What to do:
Wherever the word "type" appears in a line, extract that line.

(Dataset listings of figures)
____________________

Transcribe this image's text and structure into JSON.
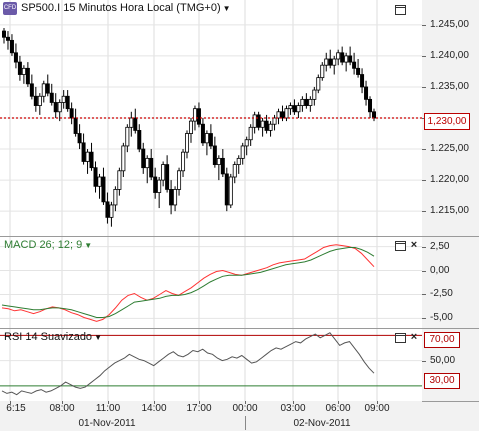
{
  "main": {
    "title": "SP500.I 15 Minutos Hora Local (TMG+0)",
    "logo_text": "CFD",
    "price_ticks": [
      "1.245,00",
      "1.240,00",
      "1.235,00",
      "1.230,00",
      "1.225,00",
      "1.220,00",
      "1.215,00"
    ],
    "current_price": "1,230,00",
    "current_price_label": "1,230,00"
  },
  "macd": {
    "title": "MACD 26; 12; 9",
    "ticks": [
      "2,50",
      "0,00",
      "-2,50",
      "-5,00"
    ]
  },
  "rsi": {
    "title": "RSI 14 Suavizado",
    "ticks": [
      "50,00"
    ],
    "upper_label": "70,00",
    "lower_label": "30,00"
  },
  "time_axis": {
    "labels": [
      "6:15",
      "08:00",
      "11:00",
      "14:00",
      "17:00",
      "00:00",
      "03:00",
      "06:00",
      "09:00"
    ],
    "dates": [
      "01-Nov-2011",
      "02-Nov-2011"
    ]
  },
  "colors": {
    "up": "#ffffff",
    "down": "#000000",
    "price_line": "#cc0000",
    "macd_line": "#ff3333",
    "signal_line": "#2e7d32",
    "rsi_line": "#555555",
    "rsi_upper": "#b00000",
    "rsi_lower": "#2e7d32"
  },
  "chart_data": [
    {
      "type": "candlestick",
      "title": "SP500.I 15 Minutos Hora Local (TMG+0)",
      "ylim": [
        1211,
        1249
      ],
      "y_ticks": [
        1245,
        1240,
        1235,
        1230,
        1225,
        1220,
        1215
      ],
      "reference_line": 1230,
      "x_labels": [
        "6:15",
        "08:00",
        "11:00",
        "14:00",
        "17:00",
        "00:00",
        "03:00",
        "06:00",
        "09:00"
      ],
      "candles": [
        [
          1244,
          1244.5,
          1242,
          1243
        ],
        [
          1243,
          1244,
          1241,
          1242.5
        ],
        [
          1242.5,
          1243.5,
          1240,
          1240.5
        ],
        [
          1240.5,
          1242,
          1238,
          1239
        ],
        [
          1239,
          1240,
          1236,
          1237
        ],
        [
          1237,
          1238.5,
          1235.5,
          1238
        ],
        [
          1238,
          1239,
          1235,
          1235.5
        ],
        [
          1235.5,
          1237,
          1233,
          1233.5
        ],
        [
          1233.5,
          1235,
          1231,
          1232
        ],
        [
          1232,
          1234,
          1230.5,
          1233.5
        ],
        [
          1233.5,
          1236,
          1232.5,
          1235.5
        ],
        [
          1235.5,
          1237,
          1233.5,
          1234
        ],
        [
          1234,
          1235.5,
          1232,
          1232.5
        ],
        [
          1232.5,
          1234,
          1230,
          1231
        ],
        [
          1231,
          1233,
          1229.5,
          1232.5
        ],
        [
          1232.5,
          1234.5,
          1231.5,
          1233.5
        ],
        [
          1233.5,
          1234.5,
          1231,
          1231.5
        ],
        [
          1231.5,
          1232.5,
          1229,
          1230
        ],
        [
          1230,
          1231.5,
          1227,
          1227.5
        ],
        [
          1227.5,
          1229,
          1225,
          1226
        ],
        [
          1226,
          1227.5,
          1222.5,
          1223
        ],
        [
          1223,
          1225,
          1221,
          1224.5
        ],
        [
          1224.5,
          1226,
          1221.5,
          1222
        ],
        [
          1222,
          1223,
          1218,
          1219
        ],
        [
          1219,
          1221,
          1217,
          1220.5
        ],
        [
          1220.5,
          1222,
          1216,
          1216.5
        ],
        [
          1216.5,
          1218,
          1213,
          1214
        ],
        [
          1214,
          1216.5,
          1212.5,
          1216
        ],
        [
          1216,
          1219,
          1215,
          1218.5
        ],
        [
          1218.5,
          1222,
          1217.5,
          1221.5
        ],
        [
          1221.5,
          1226,
          1220.5,
          1225.5
        ],
        [
          1225.5,
          1229,
          1224.5,
          1228.5
        ],
        [
          1228.5,
          1231,
          1227,
          1230
        ],
        [
          1230,
          1231.5,
          1227.5,
          1228
        ],
        [
          1228,
          1229,
          1224.5,
          1225
        ],
        [
          1225,
          1226,
          1221,
          1222
        ],
        [
          1222,
          1224,
          1219.5,
          1223.5
        ],
        [
          1223.5,
          1225,
          1220,
          1220.5
        ],
        [
          1220.5,
          1222,
          1217,
          1218
        ],
        [
          1218,
          1220.5,
          1215.5,
          1220
        ],
        [
          1220,
          1223,
          1219,
          1222.5
        ],
        [
          1222.5,
          1224,
          1218,
          1218.5
        ],
        [
          1218.5,
          1220,
          1214.5,
          1216
        ],
        [
          1216,
          1219,
          1215,
          1218.5
        ],
        [
          1218.5,
          1222,
          1217.5,
          1221.5
        ],
        [
          1221.5,
          1225,
          1220.5,
          1224.5
        ],
        [
          1224.5,
          1228,
          1223.5,
          1227.5
        ],
        [
          1227.5,
          1230,
          1226,
          1229.5
        ],
        [
          1229.5,
          1232,
          1228,
          1231.5
        ],
        [
          1231.5,
          1232.5,
          1228.5,
          1229
        ],
        [
          1229,
          1230,
          1225.5,
          1226
        ],
        [
          1226,
          1228,
          1224,
          1227.5
        ],
        [
          1227.5,
          1229,
          1225,
          1225.5
        ],
        [
          1225.5,
          1227,
          1222,
          1222.5
        ],
        [
          1222.5,
          1224,
          1220,
          1223.5
        ],
        [
          1223.5,
          1225,
          1220.5,
          1221
        ],
        [
          1221,
          1222,
          1215,
          1216
        ],
        [
          1216,
          1221,
          1215.5,
          1220.5
        ],
        [
          1220.5,
          1223,
          1219.5,
          1222.5
        ],
        [
          1222.5,
          1224,
          1221,
          1223.5
        ],
        [
          1223.5,
          1226,
          1222.5,
          1225.5
        ],
        [
          1225.5,
          1227,
          1224,
          1226.5
        ],
        [
          1226.5,
          1229,
          1225.5,
          1228.5
        ],
        [
          1228.5,
          1231,
          1227.5,
          1230.5
        ],
        [
          1230.5,
          1231,
          1228,
          1228.5
        ],
        [
          1228.5,
          1230,
          1227,
          1229.5
        ],
        [
          1229.5,
          1230.5,
          1227.5,
          1228
        ],
        [
          1228,
          1229.5,
          1227,
          1229
        ],
        [
          1229,
          1230.5,
          1228,
          1230
        ],
        [
          1230,
          1231.5,
          1229,
          1231
        ],
        [
          1231,
          1232,
          1229.5,
          1230
        ],
        [
          1230,
          1232,
          1229.5,
          1231.5
        ],
        [
          1231.5,
          1232.5,
          1230.5,
          1232
        ],
        [
          1232,
          1233,
          1230.5,
          1231
        ],
        [
          1231,
          1232.5,
          1230,
          1232
        ],
        [
          1232,
          1233.5,
          1231,
          1233
        ],
        [
          1233,
          1234,
          1231.5,
          1232
        ],
        [
          1232,
          1233.5,
          1231,
          1233
        ],
        [
          1233,
          1235,
          1232,
          1234.5
        ],
        [
          1234.5,
          1237,
          1234,
          1236.5
        ],
        [
          1236.5,
          1239,
          1236,
          1238.5
        ],
        [
          1238.5,
          1240.5,
          1237.5,
          1239.5
        ],
        [
          1239.5,
          1241,
          1238,
          1238.5
        ],
        [
          1238.5,
          1240,
          1237,
          1239.5
        ],
        [
          1239.5,
          1241,
          1238.5,
          1240.5
        ],
        [
          1240.5,
          1241.5,
          1238.5,
          1239
        ],
        [
          1239,
          1240.5,
          1237.5,
          1240
        ],
        [
          1240,
          1241.5,
          1238.5,
          1239
        ],
        [
          1239,
          1240.5,
          1237,
          1238
        ],
        [
          1238,
          1239.5,
          1236.5,
          1237
        ],
        [
          1237,
          1238,
          1234,
          1235
        ],
        [
          1235,
          1236,
          1232,
          1233
        ],
        [
          1233,
          1233.5,
          1230,
          1231
        ],
        [
          1231,
          1231.5,
          1229.5,
          1230
        ]
      ]
    },
    {
      "type": "line",
      "title": "MACD 26; 12; 9",
      "ylim": [
        -6,
        3.5
      ],
      "y_ticks": [
        2.5,
        0,
        -2.5,
        -5
      ],
      "series": [
        {
          "values": [
            -3.9,
            -4.0,
            -4.2,
            -4.1,
            -4.3,
            -4.5,
            -4.3,
            -4.0,
            -3.8,
            -3.9,
            -4.1,
            -4.4,
            -4.6,
            -4.9,
            -5.1,
            -5.3,
            -5.1,
            -4.6,
            -3.9,
            -3.1,
            -2.6,
            -2.4,
            -2.8,
            -3.1,
            -2.9,
            -2.5,
            -2.1,
            -2.4,
            -2.6,
            -2.2,
            -1.8,
            -1.3,
            -0.8,
            -0.4,
            -0.1,
            0.0,
            -0.2,
            -0.4,
            -0.5,
            -0.3,
            -0.1,
            0.1,
            0.3,
            0.6,
            0.8,
            0.9,
            1.0,
            1.1,
            1.2,
            1.6,
            2.0,
            2.4,
            2.6,
            2.7,
            2.6,
            2.5,
            2.3,
            1.8,
            1.1,
            0.4
          ]
        },
        {
          "values": [
            -3.6,
            -3.7,
            -3.8,
            -3.9,
            -4.0,
            -4.1,
            -4.1,
            -4.0,
            -3.9,
            -3.9,
            -4.0,
            -4.1,
            -4.3,
            -4.5,
            -4.7,
            -4.9,
            -4.9,
            -4.8,
            -4.5,
            -4.1,
            -3.7,
            -3.3,
            -3.2,
            -3.1,
            -3.0,
            -2.9,
            -2.7,
            -2.6,
            -2.6,
            -2.5,
            -2.3,
            -2.0,
            -1.6,
            -1.2,
            -0.9,
            -0.6,
            -0.5,
            -0.5,
            -0.5,
            -0.4,
            -0.3,
            -0.2,
            0.0,
            0.2,
            0.4,
            0.6,
            0.7,
            0.8,
            0.9,
            1.1,
            1.4,
            1.7,
            2.0,
            2.2,
            2.3,
            2.4,
            2.4,
            2.2,
            1.9,
            1.5
          ]
        }
      ]
    },
    {
      "type": "line",
      "title": "RSI 14 Suavizado",
      "ylim": [
        18,
        75
      ],
      "y_ticks": [
        50
      ],
      "reference_lines": [
        70,
        30
      ],
      "series": [
        {
          "values": [
            26,
            24,
            25,
            23,
            26,
            25,
            24,
            26,
            27,
            25,
            26,
            28,
            30,
            33,
            31,
            29,
            28,
            29,
            32,
            35,
            38,
            42,
            45,
            48,
            50,
            52,
            55,
            53,
            51,
            50,
            48,
            46,
            49,
            52,
            55,
            57,
            54,
            53,
            55,
            58,
            57,
            59,
            56,
            55,
            52,
            50,
            51,
            53,
            52,
            54,
            51,
            48,
            49,
            52,
            55,
            58,
            60,
            59,
            61,
            63,
            65,
            64,
            67,
            69,
            71,
            68,
            70,
            72,
            67,
            62,
            64,
            65,
            60,
            55,
            49,
            44,
            40
          ]
        }
      ]
    }
  ]
}
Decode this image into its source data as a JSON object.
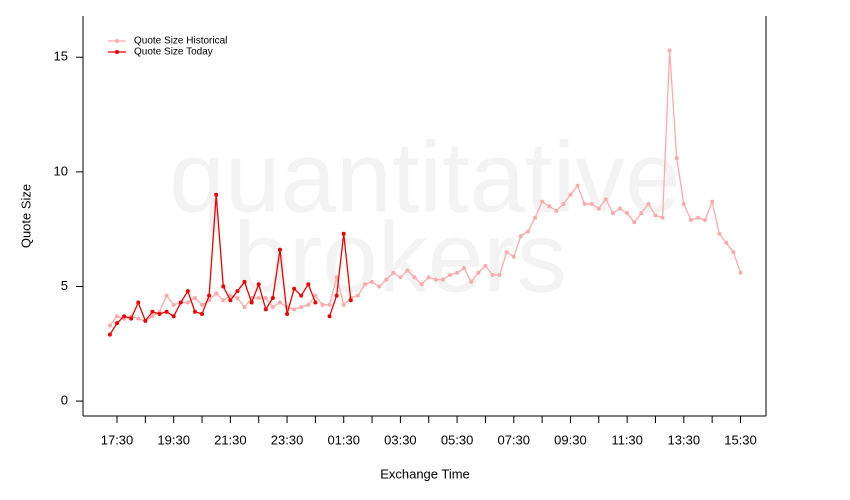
{
  "chart_data": {
    "type": "line",
    "annotations": [
      "quantitative",
      "brokers"
    ],
    "x_label": "Exchange Time",
    "y_label": "Quote Size",
    "x": [
      17.25,
      17.5,
      17.75,
      18,
      18.25,
      18.5,
      18.75,
      19,
      19.25,
      19.5,
      19.75,
      20,
      20.25,
      20.5,
      20.75,
      21,
      21.25,
      21.5,
      21.75,
      22,
      22.25,
      22.5,
      22.75,
      23,
      23.25,
      23.5,
      23.75,
      24,
      24.25,
      24.5,
      24.75,
      25,
      25.25,
      25.5,
      25.75,
      26,
      26.25,
      26.5,
      26.75,
      27,
      27.25,
      27.5,
      27.75,
      28,
      28.25,
      28.5,
      28.75,
      29,
      29.25,
      29.5,
      29.75,
      30,
      30.25,
      30.5,
      30.75,
      31,
      31.25,
      31.5,
      31.75,
      32,
      32.25,
      32.5,
      32.75,
      33,
      33.25,
      33.5,
      33.75,
      34,
      34.25,
      34.5,
      34.75,
      35,
      35.25,
      35.5,
      35.75,
      36,
      36.25,
      36.5,
      36.75,
      37,
      37.25,
      37.5,
      37.75,
      38,
      38.25,
      38.5,
      38.75,
      39,
      39.25,
      39.5
    ],
    "series": [
      {
        "name": "Quote Size Historical",
        "color": "#ffaaaa",
        "values": [
          3.3,
          3.7,
          3.6,
          3.7,
          3.6,
          3.5,
          3.7,
          3.9,
          4.6,
          4.2,
          4.3,
          4.3,
          4.5,
          4.2,
          4.4,
          4.7,
          4.4,
          4.6,
          4.5,
          4.1,
          4.5,
          4.5,
          4.5,
          4.1,
          4.3,
          4.1,
          4.0,
          4.1,
          4.2,
          4.6,
          4.2,
          4.2,
          5.4,
          4.2,
          4.5,
          4.6,
          5.1,
          5.2,
          5.0,
          5.3,
          5.6,
          5.4,
          5.7,
          5.4,
          5.1,
          5.4,
          5.3,
          5.3,
          5.5,
          5.6,
          5.8,
          5.2,
          5.6,
          5.9,
          5.5,
          5.5,
          6.5,
          6.3,
          7.2,
          7.4,
          8.0,
          8.7,
          8.5,
          8.3,
          8.6,
          9.0,
          9.4,
          8.6,
          8.6,
          8.4,
          8.8,
          8.2,
          8.4,
          8.2,
          7.8,
          8.2,
          8.6,
          8.1,
          8.0,
          15.3,
          10.6,
          8.6,
          7.9,
          8.0,
          7.9,
          8.7,
          7.3,
          6.9,
          6.5,
          5.6
        ]
      },
      {
        "name": "Quote Size Today",
        "color": "#ee0000",
        "values": [
          2.9,
          3.4,
          3.7,
          3.6,
          4.3,
          3.5,
          3.9,
          3.8,
          3.9,
          3.7,
          4.3,
          4.8,
          3.9,
          3.8,
          4.6,
          9.0,
          5.0,
          4.4,
          4.8,
          5.2,
          4.3,
          5.1,
          4.0,
          4.5,
          6.6,
          3.8,
          4.9,
          4.6,
          5.1,
          4.3,
          null,
          3.7,
          4.6,
          7.3,
          4.4,
          null,
          null,
          null,
          null,
          null,
          null,
          null,
          null,
          null,
          null,
          null,
          null,
          null,
          null,
          null,
          null,
          null,
          null,
          null,
          null,
          null,
          null,
          null,
          null,
          null,
          null,
          null,
          null,
          null,
          null,
          null,
          null,
          null,
          null,
          null,
          null,
          null,
          null,
          null,
          null,
          null,
          null,
          null,
          null,
          null,
          null,
          null,
          null,
          null,
          null,
          null,
          null,
          null,
          null,
          null
        ]
      }
    ],
    "xlim": [
      16.3,
      40.4
    ],
    "ylim": [
      -0.65,
      16.8
    ],
    "xticks": [
      {
        "value": 17.5,
        "label": "17:30"
      },
      {
        "value": 19.5,
        "label": "19:30"
      },
      {
        "value": 21.5,
        "label": "21:30"
      },
      {
        "value": 23.5,
        "label": "23:30"
      },
      {
        "value": 25.5,
        "label": "01:30"
      },
      {
        "value": 27.5,
        "label": "03:30"
      },
      {
        "value": 29.5,
        "label": "05:30"
      },
      {
        "value": 31.5,
        "label": "07:30"
      },
      {
        "value": 33.5,
        "label": "09:30"
      },
      {
        "value": 35.5,
        "label": "11:30"
      },
      {
        "value": 37.5,
        "label": "13:30"
      },
      {
        "value": 39.5,
        "label": "15:30"
      }
    ],
    "xminorticks": [
      18.5,
      20.5,
      22.5,
      24.5,
      26.5,
      28.5,
      30.5,
      32.5,
      34.5,
      36.5,
      38.5
    ],
    "yticks": [
      0,
      5,
      10,
      15
    ],
    "legend": "top-left"
  }
}
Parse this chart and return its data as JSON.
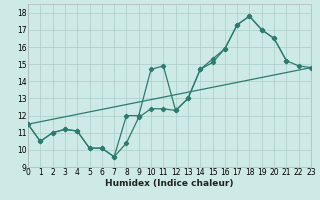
{
  "series": [
    {
      "x": [
        0,
        1,
        2,
        3,
        4,
        5,
        6,
        7,
        8,
        9,
        10,
        11,
        12,
        13,
        14,
        15,
        16,
        17,
        18,
        19,
        20,
        21
      ],
      "y": [
        11.5,
        10.5,
        11.0,
        11.2,
        11.1,
        10.1,
        10.1,
        9.6,
        12.0,
        12.0,
        14.7,
        14.9,
        12.3,
        13.0,
        14.7,
        15.1,
        15.9,
        17.3,
        17.8,
        17.0,
        16.5,
        15.2
      ]
    },
    {
      "x": [
        0,
        1,
        2,
        3,
        4,
        5,
        6,
        7,
        8,
        9,
        10,
        11,
        12,
        13,
        14,
        15,
        16,
        17,
        18,
        19,
        20,
        21,
        22,
        23
      ],
      "y": [
        11.5,
        10.5,
        11.0,
        11.2,
        11.1,
        10.1,
        10.1,
        9.6,
        10.4,
        11.9,
        12.4,
        12.4,
        12.3,
        13.0,
        14.7,
        15.3,
        15.9,
        17.3,
        17.8,
        17.0,
        16.5,
        15.2,
        14.9,
        14.8
      ]
    },
    {
      "x": [
        0,
        23
      ],
      "y": [
        11.5,
        14.8
      ]
    }
  ],
  "color": "#2d7b6e",
  "bg_color": "#ceeae6",
  "grid_major_color": "#aaccc8",
  "grid_minor_color": "#bddeda",
  "xlabel": "Humidex (Indice chaleur)",
  "xlim": [
    0,
    23
  ],
  "ylim": [
    9,
    18.5
  ],
  "xticks": [
    0,
    1,
    2,
    3,
    4,
    5,
    6,
    7,
    8,
    9,
    10,
    11,
    12,
    13,
    14,
    15,
    16,
    17,
    18,
    19,
    20,
    21,
    22,
    23
  ],
  "yticks": [
    9,
    10,
    11,
    12,
    13,
    14,
    15,
    16,
    17,
    18
  ],
  "fontsize": 5.5,
  "xlabel_fontsize": 6.5,
  "linewidth": 0.9,
  "markersize": 2.2,
  "marker": "D"
}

____________________

Correct result:
      "type": "candlestick",
      "type": "line",
      "type": "line",
    "type": "line",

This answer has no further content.